» DATA TO PROCESS
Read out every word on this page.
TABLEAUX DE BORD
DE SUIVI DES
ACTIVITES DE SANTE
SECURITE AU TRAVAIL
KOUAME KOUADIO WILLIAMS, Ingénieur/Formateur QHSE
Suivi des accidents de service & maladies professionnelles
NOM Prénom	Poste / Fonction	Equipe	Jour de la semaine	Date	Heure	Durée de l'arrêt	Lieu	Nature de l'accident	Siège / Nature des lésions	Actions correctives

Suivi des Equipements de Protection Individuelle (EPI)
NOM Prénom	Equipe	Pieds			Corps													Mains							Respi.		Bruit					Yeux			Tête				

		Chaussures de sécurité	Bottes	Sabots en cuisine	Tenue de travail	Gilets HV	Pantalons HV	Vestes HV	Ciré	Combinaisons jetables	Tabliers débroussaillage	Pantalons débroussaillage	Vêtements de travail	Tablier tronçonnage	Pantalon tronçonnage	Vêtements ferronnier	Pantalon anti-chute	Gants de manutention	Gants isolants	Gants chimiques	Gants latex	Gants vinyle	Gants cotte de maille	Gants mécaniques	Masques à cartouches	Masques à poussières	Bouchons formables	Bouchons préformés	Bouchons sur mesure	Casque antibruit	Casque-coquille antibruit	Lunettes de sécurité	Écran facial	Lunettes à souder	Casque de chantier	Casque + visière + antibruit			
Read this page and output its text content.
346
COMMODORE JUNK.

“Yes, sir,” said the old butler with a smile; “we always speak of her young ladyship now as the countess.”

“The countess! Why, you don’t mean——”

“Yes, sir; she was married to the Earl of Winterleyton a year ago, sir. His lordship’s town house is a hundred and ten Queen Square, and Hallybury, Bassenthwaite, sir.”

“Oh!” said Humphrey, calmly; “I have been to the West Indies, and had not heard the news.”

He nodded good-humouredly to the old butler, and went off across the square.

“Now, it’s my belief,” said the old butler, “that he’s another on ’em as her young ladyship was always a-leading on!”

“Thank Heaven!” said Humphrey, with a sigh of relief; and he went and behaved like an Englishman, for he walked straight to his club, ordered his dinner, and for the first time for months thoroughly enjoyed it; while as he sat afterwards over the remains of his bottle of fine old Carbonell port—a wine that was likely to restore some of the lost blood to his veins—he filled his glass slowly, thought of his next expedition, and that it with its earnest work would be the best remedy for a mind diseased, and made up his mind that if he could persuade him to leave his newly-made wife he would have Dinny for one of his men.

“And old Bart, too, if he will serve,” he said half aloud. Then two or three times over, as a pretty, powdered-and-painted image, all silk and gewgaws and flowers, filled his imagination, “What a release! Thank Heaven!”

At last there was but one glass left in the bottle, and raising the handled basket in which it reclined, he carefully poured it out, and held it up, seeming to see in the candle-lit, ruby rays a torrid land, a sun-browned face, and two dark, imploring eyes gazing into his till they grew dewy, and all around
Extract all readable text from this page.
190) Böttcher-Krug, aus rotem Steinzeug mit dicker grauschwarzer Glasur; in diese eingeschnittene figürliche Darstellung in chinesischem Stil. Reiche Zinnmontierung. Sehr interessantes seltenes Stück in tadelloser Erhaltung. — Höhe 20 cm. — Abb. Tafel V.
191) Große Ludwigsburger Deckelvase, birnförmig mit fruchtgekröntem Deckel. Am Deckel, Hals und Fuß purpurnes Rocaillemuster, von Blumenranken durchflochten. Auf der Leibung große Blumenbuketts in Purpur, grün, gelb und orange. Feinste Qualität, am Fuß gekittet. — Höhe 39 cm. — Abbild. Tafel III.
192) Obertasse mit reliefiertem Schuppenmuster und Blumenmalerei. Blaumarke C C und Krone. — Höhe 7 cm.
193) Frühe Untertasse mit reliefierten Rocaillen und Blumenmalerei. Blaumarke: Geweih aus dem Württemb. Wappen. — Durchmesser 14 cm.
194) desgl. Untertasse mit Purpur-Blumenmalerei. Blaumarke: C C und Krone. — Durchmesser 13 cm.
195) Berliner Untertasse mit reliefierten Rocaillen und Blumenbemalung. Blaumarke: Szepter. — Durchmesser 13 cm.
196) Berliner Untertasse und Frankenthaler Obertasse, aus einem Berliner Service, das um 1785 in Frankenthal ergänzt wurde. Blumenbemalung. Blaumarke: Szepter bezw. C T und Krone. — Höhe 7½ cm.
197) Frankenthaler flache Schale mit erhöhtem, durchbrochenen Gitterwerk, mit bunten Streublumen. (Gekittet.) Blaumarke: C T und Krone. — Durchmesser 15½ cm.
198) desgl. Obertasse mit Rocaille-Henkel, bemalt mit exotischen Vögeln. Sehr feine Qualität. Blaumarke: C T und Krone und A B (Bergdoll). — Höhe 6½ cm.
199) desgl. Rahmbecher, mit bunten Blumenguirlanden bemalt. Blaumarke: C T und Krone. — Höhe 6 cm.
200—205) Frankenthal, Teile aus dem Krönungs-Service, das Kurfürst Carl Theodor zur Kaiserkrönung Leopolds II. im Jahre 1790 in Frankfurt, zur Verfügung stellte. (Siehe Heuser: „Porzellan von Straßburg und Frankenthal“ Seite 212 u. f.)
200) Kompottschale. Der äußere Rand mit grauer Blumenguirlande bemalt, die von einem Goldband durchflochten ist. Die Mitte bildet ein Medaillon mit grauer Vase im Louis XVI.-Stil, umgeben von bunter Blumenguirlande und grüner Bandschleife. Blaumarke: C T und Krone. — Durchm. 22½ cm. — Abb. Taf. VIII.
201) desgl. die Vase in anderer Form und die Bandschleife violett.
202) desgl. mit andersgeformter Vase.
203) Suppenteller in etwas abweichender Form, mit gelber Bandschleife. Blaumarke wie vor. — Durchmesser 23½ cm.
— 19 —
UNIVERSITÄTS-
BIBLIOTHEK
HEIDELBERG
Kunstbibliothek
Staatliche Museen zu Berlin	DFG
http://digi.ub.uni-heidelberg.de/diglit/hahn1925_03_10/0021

» WHAT THE EXERCISE ASKS
Set all of the entries down again, exactly as they were given.

» ANSWER IN FULL
Read out every word on this page.
TABLEAUX DE BORD
DE SUIVI DES
ACTIVITES DE SANTE
SECURITE AU TRAVAIL
KOUAME KOUADIO WILLIAMS, Ingénieur/Formateur QHSE
Suivi des accidents de service & maladies professionnelles
NOM Prénom	Poste / Fonction	Equipe	Jour de la semaine	Date	Heure	Durée de l'arrêt	Lieu	Nature de l'accident	Siège / Nature des lésions	Actions correctives

Suivi des Equipements de Protection Individuelle (EPI)
NOM Prénom	Equipe	Pieds			Corps													Mains							Respi.		Bruit					Yeux			Tête				

		Chaussures de sécurité	Bottes	Sabots en cuisine	Tenue de travail	Gilets HV	Pantalons HV	Vestes HV	Ciré	Combinaisons jetables	Tabliers débroussaillage	Pantalons débroussaillage	Vêtements de travail	Tablier tronçonnage	Pantalon tronçonnage	Vêtements ferronnier	Pantalon anti-chute	Gants de manutention	Gants isolants	Gants chimiques	Gants latex	Gants vinyle	Gants cotte de maille	Gants mécaniques	Masques à cartouches	Masques à poussières	Bouchons formables	Bouchons préformés	Bouchons sur mesure	Casque antibruit	Casque-coquille antibruit	Lunettes de sécurité	Écran facial	Lunettes à souder	Casque de chantier	Casque + visière + antibruit			
Read this page and output its text content.
346
COMMODORE JUNK.

“Yes, sir,” said the old butler with a smile; “we always speak of her young ladyship now as the countess.”

“The countess! Why, you don’t mean——”

“Yes, sir; she was married to the Earl of Winterleyton a year ago, sir. His lordship’s town house is a hundred and ten Queen Square, and Hallybury, Bassenthwaite, sir.”

“Oh!” said Humphrey, calmly; “I have been to the West Indies, and had not heard the news.”

He nodded good-humouredly to the old butler, and went off across the square.

“Now, it’s my belief,” said the old butler, “that he’s another on ’em as her young ladyship was always a-leading on!”

“Thank Heaven!” said Humphrey, with a sigh of relief; and he went and behaved like an Englishman, for he walked straight to his club, ordered his dinner, and for the first time for months thoroughly enjoyed it; while as he sat afterwards over the remains of his bottle of fine old Carbonell port—a wine that was likely to restore some of the lost blood to his veins—he filled his glass slowly, thought of his next expedition, and that it with its earnest work would be the best remedy for a mind diseased, and made up his mind that if he could persuade him to leave his newly-made wife he would have Dinny for one of his men.

“And old Bart, too, if he will serve,” he said half aloud. Then two or three times over, as a pretty, powdered-and-painted image, all silk and gewgaws and flowers, filled his imagination, “What a release! Thank Heaven!”

At last there was but one glass left in the bottle, and raising the handled basket in which it reclined, he carefully poured it out, and held it up, seeming to see in the candle-lit, ruby rays a torrid land, a sun-browned face, and two dark, imploring eyes gazing into his till they grew dewy, and all around
Extract all readable text from this page.
190) Böttcher-Krug, aus rotem Steinzeug mit dicker grauschwarzer Glasur; in diese eingeschnittene figürliche Darstellung in chinesischem Stil. Reiche Zinnmontierung. Sehr interessantes seltenes Stück in tadelloser Erhaltung. — Höhe 20 cm. — Abb. Tafel V.
191) Große Ludwigsburger Deckelvase, birnförmig mit fruchtgekröntem Deckel. Am Deckel, Hals und Fuß purpurnes Rocaillemuster, von Blumenranken durchflochten. Auf der Leibung große Blumenbuketts in Purpur, grün, gelb und orange. Feinste Qualität, am Fuß gekittet. — Höhe 39 cm. — Abbild. Tafel III.
192) Obertasse mit reliefiertem Schuppenmuster und Blumenmalerei. Blaumarke C C und Krone. — Höhe 7 cm.
193) Frühe Untertasse mit reliefierten Rocaillen und Blumenmalerei. Blaumarke: Geweih aus dem Württemb. Wappen. — Durchmesser 14 cm.
194) desgl. Untertasse mit Purpur-Blumenmalerei. Blaumarke: C C und Krone. — Durchmesser 13 cm.
195) Berliner Untertasse mit reliefierten Rocaillen und Blumenbemalung. Blaumarke: Szepter. — Durchmesser 13 cm.
196) Berliner Untertasse und Frankenthaler Obertasse, aus einem Berliner Service, das um 1785 in Frankenthal ergänzt wurde. Blumenbemalung. Blaumarke: Szepter bezw. C T und Krone. — Höhe 7½ cm.
197) Frankenthaler flache Schale mit erhöhtem, durchbrochenen Gitterwerk, mit bunten Streublumen. (Gekittet.) Blaumarke: C T und Krone. — Durchmesser 15½ cm.
198) desgl. Obertasse mit Rocaille-Henkel, bemalt mit exotischen Vögeln. Sehr feine Qualität. Blaumarke: C T und Krone und A B (Bergdoll). — Höhe 6½ cm.
199) desgl. Rahmbecher, mit bunten Blumenguirlanden bemalt. Blaumarke: C T und Krone. — Höhe 6 cm.
200—205) Frankenthal, Teile aus dem Krönungs-Service, das Kurfürst Carl Theodor zur Kaiserkrönung Leopolds II. im Jahre 1790 in Frankfurt, zur Verfügung stellte. (Siehe Heuser: „Porzellan von Straßburg und Frankenthal“ Seite 212 u. f.)
200) Kompottschale. Der äußere Rand mit grauer Blumenguirlande bemalt, die von einem Goldband durchflochten ist. Die Mitte bildet ein Medaillon mit grauer Vase im Louis XVI.-Stil, umgeben von bunter Blumenguirlande und grüner Bandschleife. Blaumarke: C T und Krone. — Durchm. 22½ cm. — Abb. Taf. VIII.
201) desgl. die Vase in anderer Form und die Bandschleife violett.
202) desgl. mit andersgeformter Vase.
203) Suppenteller in etwas abweichender Form, mit gelber Bandschleife. Blaumarke wie vor. — Durchmesser 23½ cm.
— 19 —
UNIVERSITÄTS-
BIBLIOTHEK
HEIDELBERG
Kunstbibliothek
Staatliche Museen zu Berlin	DFG
http://digi.ub.uni-heidelberg.de/diglit/hahn1925_03_10/0021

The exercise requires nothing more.